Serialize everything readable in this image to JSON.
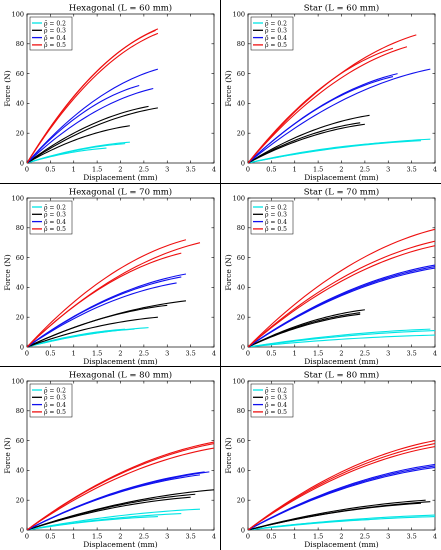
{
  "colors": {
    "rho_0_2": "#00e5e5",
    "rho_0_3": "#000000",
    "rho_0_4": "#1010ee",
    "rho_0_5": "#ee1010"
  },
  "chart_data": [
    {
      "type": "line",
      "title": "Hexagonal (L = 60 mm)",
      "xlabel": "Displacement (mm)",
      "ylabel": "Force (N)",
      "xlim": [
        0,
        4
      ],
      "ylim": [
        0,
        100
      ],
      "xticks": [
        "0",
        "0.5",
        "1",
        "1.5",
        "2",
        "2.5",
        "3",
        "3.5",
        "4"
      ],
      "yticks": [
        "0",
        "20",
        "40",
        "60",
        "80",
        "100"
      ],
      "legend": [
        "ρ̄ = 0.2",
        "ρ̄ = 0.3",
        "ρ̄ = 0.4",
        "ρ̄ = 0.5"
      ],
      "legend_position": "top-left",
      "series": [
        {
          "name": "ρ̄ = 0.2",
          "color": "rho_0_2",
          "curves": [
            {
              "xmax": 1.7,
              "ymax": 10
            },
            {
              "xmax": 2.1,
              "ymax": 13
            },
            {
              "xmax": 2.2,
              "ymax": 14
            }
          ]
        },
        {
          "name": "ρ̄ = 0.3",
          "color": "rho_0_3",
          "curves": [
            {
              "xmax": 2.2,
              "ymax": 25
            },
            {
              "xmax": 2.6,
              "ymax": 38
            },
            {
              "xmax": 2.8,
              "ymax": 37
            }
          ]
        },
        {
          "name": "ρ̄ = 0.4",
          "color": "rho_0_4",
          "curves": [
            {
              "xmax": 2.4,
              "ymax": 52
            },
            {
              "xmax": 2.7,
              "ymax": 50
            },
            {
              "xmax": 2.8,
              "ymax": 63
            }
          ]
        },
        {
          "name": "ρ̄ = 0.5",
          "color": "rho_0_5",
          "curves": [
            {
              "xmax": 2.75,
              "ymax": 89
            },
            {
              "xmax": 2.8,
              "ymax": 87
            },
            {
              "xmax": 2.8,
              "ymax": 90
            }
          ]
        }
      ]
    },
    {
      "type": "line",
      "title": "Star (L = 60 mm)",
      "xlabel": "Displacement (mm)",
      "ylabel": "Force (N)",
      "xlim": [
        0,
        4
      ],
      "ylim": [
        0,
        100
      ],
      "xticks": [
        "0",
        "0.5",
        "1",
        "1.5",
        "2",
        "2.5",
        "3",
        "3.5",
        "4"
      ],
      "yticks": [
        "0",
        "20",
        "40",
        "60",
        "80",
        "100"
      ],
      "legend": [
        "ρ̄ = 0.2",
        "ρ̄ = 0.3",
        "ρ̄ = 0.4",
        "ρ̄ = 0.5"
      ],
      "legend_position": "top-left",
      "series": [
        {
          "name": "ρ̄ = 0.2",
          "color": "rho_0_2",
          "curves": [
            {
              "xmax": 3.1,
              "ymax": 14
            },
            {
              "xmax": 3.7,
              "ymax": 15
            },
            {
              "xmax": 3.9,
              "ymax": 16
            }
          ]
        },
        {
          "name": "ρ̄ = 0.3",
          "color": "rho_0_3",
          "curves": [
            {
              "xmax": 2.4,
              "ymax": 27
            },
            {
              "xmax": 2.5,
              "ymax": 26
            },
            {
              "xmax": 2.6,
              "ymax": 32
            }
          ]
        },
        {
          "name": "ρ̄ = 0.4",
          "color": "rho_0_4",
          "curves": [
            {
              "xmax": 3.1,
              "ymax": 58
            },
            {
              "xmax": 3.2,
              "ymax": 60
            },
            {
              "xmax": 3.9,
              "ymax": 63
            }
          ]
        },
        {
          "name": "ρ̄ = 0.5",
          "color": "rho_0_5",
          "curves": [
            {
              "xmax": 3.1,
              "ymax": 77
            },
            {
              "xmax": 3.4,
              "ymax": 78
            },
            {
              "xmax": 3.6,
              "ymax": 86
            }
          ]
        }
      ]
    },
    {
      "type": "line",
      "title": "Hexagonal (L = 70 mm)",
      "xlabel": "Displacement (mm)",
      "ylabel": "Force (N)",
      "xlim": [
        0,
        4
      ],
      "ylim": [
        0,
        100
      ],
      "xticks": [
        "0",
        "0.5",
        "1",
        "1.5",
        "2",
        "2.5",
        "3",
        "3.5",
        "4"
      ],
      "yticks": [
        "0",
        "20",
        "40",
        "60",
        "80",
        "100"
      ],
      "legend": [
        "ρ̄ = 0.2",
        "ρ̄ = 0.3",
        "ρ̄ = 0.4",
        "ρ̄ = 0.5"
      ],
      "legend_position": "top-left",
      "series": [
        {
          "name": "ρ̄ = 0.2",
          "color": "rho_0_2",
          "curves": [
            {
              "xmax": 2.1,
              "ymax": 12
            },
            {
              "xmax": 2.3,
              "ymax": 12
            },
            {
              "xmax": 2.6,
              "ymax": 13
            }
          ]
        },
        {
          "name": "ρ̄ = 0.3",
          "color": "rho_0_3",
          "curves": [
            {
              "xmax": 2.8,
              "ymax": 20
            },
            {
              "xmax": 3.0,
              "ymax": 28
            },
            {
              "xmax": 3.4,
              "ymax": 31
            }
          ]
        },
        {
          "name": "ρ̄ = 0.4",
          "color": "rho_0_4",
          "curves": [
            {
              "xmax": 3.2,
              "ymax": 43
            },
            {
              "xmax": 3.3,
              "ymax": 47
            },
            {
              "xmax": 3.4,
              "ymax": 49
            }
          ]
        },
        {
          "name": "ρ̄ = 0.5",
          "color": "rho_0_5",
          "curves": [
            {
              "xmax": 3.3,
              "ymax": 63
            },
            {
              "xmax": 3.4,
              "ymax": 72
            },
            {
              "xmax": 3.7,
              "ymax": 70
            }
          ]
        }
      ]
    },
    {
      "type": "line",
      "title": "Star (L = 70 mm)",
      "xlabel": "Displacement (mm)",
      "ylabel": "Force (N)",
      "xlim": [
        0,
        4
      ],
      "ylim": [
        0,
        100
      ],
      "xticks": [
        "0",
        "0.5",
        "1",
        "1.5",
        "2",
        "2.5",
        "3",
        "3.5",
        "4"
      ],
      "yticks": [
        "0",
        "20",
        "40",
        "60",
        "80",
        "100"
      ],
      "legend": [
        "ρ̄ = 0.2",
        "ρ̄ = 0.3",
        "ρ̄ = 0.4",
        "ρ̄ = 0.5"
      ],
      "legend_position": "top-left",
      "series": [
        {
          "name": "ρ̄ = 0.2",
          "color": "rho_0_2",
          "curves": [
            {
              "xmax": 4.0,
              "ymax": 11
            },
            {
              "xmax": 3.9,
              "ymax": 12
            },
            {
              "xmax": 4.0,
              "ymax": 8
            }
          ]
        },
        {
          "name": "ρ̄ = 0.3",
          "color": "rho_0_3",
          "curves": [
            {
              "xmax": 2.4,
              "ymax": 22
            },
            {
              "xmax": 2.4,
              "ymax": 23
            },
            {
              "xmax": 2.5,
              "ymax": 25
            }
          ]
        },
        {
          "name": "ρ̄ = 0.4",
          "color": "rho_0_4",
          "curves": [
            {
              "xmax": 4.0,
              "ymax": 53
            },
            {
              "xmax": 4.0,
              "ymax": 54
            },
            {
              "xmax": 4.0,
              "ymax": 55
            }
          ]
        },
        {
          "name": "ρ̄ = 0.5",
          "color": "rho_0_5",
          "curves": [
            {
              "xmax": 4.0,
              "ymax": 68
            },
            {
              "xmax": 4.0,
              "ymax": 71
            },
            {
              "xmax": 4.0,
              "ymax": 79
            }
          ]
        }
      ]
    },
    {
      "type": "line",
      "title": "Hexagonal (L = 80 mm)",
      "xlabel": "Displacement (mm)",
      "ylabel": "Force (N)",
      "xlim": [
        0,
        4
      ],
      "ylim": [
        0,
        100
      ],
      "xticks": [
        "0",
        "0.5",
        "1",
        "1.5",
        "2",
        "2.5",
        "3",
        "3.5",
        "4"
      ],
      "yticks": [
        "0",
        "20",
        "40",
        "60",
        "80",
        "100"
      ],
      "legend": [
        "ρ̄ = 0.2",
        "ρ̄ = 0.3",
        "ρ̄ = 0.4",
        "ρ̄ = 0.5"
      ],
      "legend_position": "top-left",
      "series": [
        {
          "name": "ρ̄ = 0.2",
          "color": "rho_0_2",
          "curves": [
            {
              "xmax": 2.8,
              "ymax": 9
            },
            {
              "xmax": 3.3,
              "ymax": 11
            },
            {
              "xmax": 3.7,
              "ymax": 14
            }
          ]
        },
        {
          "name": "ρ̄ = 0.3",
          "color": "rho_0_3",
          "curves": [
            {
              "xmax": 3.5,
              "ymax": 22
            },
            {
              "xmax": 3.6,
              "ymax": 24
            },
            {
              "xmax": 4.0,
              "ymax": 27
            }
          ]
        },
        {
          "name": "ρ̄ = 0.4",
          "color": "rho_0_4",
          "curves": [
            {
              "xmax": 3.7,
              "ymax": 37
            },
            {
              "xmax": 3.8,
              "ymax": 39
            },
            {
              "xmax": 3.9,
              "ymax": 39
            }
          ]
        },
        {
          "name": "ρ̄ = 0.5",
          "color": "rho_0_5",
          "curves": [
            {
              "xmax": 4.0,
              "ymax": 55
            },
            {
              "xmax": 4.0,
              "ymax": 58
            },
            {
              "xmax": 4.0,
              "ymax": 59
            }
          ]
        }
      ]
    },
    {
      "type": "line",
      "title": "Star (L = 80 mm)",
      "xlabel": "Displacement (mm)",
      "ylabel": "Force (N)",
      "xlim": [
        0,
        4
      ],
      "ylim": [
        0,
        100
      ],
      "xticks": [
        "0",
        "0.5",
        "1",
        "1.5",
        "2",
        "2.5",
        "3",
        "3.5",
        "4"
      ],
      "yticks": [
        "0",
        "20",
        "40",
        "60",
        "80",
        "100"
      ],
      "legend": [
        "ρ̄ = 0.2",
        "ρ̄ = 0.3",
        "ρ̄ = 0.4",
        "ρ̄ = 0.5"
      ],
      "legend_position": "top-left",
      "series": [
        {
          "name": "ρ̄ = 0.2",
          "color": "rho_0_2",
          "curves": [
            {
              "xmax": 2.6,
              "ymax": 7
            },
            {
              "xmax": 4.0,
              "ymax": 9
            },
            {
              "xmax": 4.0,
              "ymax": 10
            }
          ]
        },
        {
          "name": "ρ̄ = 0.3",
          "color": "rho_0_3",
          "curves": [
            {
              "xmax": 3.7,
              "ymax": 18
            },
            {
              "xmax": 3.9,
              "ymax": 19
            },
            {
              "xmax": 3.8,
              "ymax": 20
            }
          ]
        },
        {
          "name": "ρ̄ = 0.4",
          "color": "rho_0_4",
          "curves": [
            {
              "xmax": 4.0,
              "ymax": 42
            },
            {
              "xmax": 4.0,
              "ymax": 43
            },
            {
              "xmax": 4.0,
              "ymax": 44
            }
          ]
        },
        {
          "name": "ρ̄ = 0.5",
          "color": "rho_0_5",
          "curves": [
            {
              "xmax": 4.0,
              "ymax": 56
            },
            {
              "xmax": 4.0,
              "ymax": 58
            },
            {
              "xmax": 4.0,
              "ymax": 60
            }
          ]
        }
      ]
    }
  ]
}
===
● TASK PROMPT: Pull out every line of the records above that contains the word "Star".

● RESPONSE TO THIS TASK:
      "title": "Star (L = 60 mm)",
      "title": "Star (L = 70 mm)",
      "title": "Star (L = 80 mm)",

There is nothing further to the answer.